──────── STORED DATA ────────
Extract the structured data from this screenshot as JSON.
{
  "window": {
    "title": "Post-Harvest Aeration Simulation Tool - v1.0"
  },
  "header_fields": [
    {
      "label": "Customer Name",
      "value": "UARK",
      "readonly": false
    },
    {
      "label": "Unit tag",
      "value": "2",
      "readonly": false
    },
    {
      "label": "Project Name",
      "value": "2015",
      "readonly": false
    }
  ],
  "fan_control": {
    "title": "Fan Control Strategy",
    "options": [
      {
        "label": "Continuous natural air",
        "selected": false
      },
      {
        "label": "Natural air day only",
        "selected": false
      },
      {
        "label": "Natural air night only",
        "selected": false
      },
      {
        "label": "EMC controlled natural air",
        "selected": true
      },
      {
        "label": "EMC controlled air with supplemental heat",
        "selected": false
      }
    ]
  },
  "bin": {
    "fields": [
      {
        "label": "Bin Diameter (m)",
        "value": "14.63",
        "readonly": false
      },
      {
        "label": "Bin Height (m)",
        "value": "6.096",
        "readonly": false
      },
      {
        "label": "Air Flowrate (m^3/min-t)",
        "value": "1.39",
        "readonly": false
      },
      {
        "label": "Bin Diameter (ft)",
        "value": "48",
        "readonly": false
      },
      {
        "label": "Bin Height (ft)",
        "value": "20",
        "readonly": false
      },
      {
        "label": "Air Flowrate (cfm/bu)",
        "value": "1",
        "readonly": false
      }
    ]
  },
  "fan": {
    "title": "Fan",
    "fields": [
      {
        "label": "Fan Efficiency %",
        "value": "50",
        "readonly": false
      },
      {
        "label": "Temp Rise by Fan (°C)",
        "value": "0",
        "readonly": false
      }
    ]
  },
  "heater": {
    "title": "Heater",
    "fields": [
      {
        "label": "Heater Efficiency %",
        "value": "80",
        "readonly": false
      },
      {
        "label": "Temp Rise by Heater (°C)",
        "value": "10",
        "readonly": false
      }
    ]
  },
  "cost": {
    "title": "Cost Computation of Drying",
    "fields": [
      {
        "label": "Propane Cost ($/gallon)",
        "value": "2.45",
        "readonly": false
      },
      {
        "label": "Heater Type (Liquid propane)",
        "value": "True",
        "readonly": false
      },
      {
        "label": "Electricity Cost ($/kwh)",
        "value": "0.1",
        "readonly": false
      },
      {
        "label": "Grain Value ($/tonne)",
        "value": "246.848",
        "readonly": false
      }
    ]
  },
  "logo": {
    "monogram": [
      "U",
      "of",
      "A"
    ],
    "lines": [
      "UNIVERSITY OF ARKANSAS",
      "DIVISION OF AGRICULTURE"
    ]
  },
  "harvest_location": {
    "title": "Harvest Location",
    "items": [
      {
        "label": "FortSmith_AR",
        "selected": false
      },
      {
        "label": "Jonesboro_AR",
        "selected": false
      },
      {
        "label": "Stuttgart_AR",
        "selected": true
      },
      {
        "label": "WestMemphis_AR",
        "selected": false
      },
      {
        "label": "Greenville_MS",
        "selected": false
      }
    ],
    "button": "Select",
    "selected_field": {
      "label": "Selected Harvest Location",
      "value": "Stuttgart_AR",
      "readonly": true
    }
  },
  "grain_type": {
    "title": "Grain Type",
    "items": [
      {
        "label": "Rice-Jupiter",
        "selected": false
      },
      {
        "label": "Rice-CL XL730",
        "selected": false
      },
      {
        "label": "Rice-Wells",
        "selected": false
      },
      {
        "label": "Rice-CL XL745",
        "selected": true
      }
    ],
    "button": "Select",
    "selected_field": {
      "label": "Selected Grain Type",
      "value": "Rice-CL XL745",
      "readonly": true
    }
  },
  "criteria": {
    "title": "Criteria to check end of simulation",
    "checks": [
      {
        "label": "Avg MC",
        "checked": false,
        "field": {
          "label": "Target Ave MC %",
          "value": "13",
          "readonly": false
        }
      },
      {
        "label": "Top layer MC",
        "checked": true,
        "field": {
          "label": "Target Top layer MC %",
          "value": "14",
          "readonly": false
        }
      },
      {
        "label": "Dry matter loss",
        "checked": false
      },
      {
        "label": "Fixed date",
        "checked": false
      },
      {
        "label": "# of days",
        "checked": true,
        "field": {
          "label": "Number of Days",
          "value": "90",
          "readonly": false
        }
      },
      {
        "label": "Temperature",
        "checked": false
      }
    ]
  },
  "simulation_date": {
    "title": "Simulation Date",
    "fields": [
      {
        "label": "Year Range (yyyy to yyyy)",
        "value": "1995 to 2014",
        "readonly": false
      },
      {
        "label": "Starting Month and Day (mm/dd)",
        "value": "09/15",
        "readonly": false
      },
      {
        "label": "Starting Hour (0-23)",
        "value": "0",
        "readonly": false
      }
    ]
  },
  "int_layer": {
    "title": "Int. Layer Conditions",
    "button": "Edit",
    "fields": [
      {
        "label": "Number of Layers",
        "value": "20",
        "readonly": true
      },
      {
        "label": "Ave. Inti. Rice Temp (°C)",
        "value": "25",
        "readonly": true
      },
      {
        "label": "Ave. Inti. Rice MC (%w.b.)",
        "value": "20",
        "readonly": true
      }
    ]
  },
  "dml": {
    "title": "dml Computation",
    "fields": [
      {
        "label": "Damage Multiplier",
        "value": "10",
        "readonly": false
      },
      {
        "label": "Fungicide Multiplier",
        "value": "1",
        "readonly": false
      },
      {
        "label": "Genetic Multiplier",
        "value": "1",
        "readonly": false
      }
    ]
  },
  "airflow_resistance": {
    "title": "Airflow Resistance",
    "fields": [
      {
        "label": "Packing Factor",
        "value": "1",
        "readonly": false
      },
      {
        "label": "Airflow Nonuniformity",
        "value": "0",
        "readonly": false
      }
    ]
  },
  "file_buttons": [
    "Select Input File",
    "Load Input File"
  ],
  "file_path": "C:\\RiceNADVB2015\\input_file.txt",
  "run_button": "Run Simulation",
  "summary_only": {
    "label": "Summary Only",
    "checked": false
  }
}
────────
WORK TO BE COMPLETED
All of the records must be repeated exactly.

FINAL RESULT
Extract the structured data from this screenshot as JSON.
{
  "window": {
    "title": "Post-Harvest Aeration Simulation Tool - v1.0"
  },
  "header_fields": [
    {
      "label": "Customer Name",
      "value": "UARK",
      "readonly": false
    },
    {
      "label": "Unit tag",
      "value": "2",
      "readonly": false
    },
    {
      "label": "Project Name",
      "value": "2015",
      "readonly": false
    }
  ],
  "fan_control": {
    "title": "Fan Control Strategy",
    "options": [
      {
        "label": "Continuous natural air",
        "selected": false
      },
      {
        "label": "Natural air day only",
        "selected": false
      },
      {
        "label": "Natural air night only",
        "selected": false
      },
      {
        "label": "EMC controlled natural air",
        "selected": true
      },
      {
        "label": "EMC controlled air with supplemental heat",
        "selected": false
      }
    ]
  },
  "bin": {
    "fields": [
      {
        "label": "Bin Diameter (m)",
        "value": "14.63",
        "readonly": false
      },
      {
        "label": "Bin Height (m)",
        "value": "6.096",
        "readonly": false
      },
      {
        "label": "Air Flowrate (m^3/min-t)",
        "value": "1.39",
        "readonly": false
      },
      {
        "label": "Bin Diameter (ft)",
        "value": "48",
        "readonly": false
      },
      {
        "label": "Bin Height (ft)",
        "value": "20",
        "readonly": false
      },
      {
        "label": "Air Flowrate (cfm/bu)",
        "value": "1",
        "readonly": false
      }
    ]
  },
  "fan": {
    "title": "Fan",
    "fields": [
      {
        "label": "Fan Efficiency %",
        "value": "50",
        "readonly": false
      },
      {
        "label": "Temp Rise by Fan (°C)",
        "value": "0",
        "readonly": false
      }
    ]
  },
  "heater": {
    "title": "Heater",
    "fields": [
      {
        "label": "Heater Efficiency %",
        "value": "80",
        "readonly": false
      },
      {
        "label": "Temp Rise by Heater (°C)",
        "value": "10",
        "readonly": false
      }
    ]
  },
  "cost": {
    "title": "Cost Computation of Drying",
    "fields": [
      {
        "label": "Propane Cost ($/gallon)",
        "value": "2.45",
        "readonly": false
      },
      {
        "label": "Heater Type (Liquid propane)",
        "value": "True",
        "readonly": false
      },
      {
        "label": "Electricity Cost ($/kwh)",
        "value": "0.1",
        "readonly": false
      },
      {
        "label": "Grain Value ($/tonne)",
        "value": "246.848",
        "readonly": false
      }
    ]
  },
  "logo": {
    "monogram": [
      "U",
      "of",
      "A"
    ],
    "lines": [
      "UNIVERSITY OF ARKANSAS",
      "DIVISION OF AGRICULTURE"
    ]
  },
  "harvest_location": {
    "title": "Harvest Location",
    "items": [
      {
        "label": "FortSmith_AR",
        "selected": false
      },
      {
        "label": "Jonesboro_AR",
        "selected": false
      },
      {
        "label": "Stuttgart_AR",
        "selected": true
      },
      {
        "label": "WestMemphis_AR",
        "selected": false
      },
      {
        "label": "Greenville_MS",
        "selected": false
      }
    ],
    "button": "Select",
    "selected_field": {
      "label": "Selected Harvest Location",
      "value": "Stuttgart_AR",
      "readonly": true
    }
  },
  "grain_type": {
    "title": "Grain Type",
    "items": [
      {
        "label": "Rice-Jupiter",
        "selected": false
      },
      {
        "label": "Rice-CL XL730",
        "selected": false
      },
      {
        "label": "Rice-Wells",
        "selected": false
      },
      {
        "label": "Rice-CL XL745",
        "selected": true
      }
    ],
    "button": "Select",
    "selected_field": {
      "label": "Selected Grain Type",
      "value": "Rice-CL XL745",
      "readonly": true
    }
  },
  "criteria": {
    "title": "Criteria to check end of simulation",
    "checks": [
      {
        "label": "Avg MC",
        "checked": false,
        "field": {
          "label": "Target Ave MC %",
          "value": "13",
          "readonly": false
        }
      },
      {
        "label": "Top layer MC",
        "checked": true,
        "field": {
          "label": "Target Top layer MC %",
          "value": "14",
          "readonly": false
        }
      },
      {
        "label": "Dry matter loss",
        "checked": false
      },
      {
        "label": "Fixed date",
        "checked": false
      },
      {
        "label": "# of days",
        "checked": true,
        "field": {
          "label": "Number of Days",
          "value": "90",
          "readonly": false
        }
      },
      {
        "label": "Temperature",
        "checked": false
      }
    ]
  },
  "simulation_date": {
    "title": "Simulation Date",
    "fields": [
      {
        "label": "Year Range (yyyy to yyyy)",
        "value": "1995 to 2014",
        "readonly": false
      },
      {
        "label": "Starting Month and Day (mm/dd)",
        "value": "09/15",
        "readonly": false
      },
      {
        "label": "Starting Hour (0-23)",
        "value": "0",
        "readonly": false
      }
    ]
  },
  "int_layer": {
    "title": "Int. Layer Conditions",
    "button": "Edit",
    "fields": [
      {
        "label": "Number of Layers",
        "value": "20",
        "readonly": true
      },
      {
        "label": "Ave. Inti. Rice Temp (°C)",
        "value": "25",
        "readonly": true
      },
      {
        "label": "Ave. Inti. Rice MC (%w.b.)",
        "value": "20",
        "readonly": true
      }
    ]
  },
  "dml": {
    "title": "dml Computation",
    "fields": [
      {
        "label": "Damage Multiplier",
        "value": "10",
        "readonly": false
      },
      {
        "label": "Fungicide Multiplier",
        "value": "1",
        "readonly": false
      },
      {
        "label": "Genetic Multiplier",
        "value": "1",
        "readonly": false
      }
    ]
  },
  "airflow_resistance": {
    "title": "Airflow Resistance",
    "fields": [
      {
        "label": "Packing Factor",
        "value": "1",
        "readonly": false
      },
      {
        "label": "Airflow Nonuniformity",
        "value": "0",
        "readonly": false
      }
    ]
  },
  "file_buttons": [
    "Select Input File",
    "Load Input File"
  ],
  "file_path": "C:\\RiceNADVB2015\\input_file.txt",
  "run_button": "Run Simulation",
  "summary_only": {
    "label": "Summary Only",
    "checked": false
  }
}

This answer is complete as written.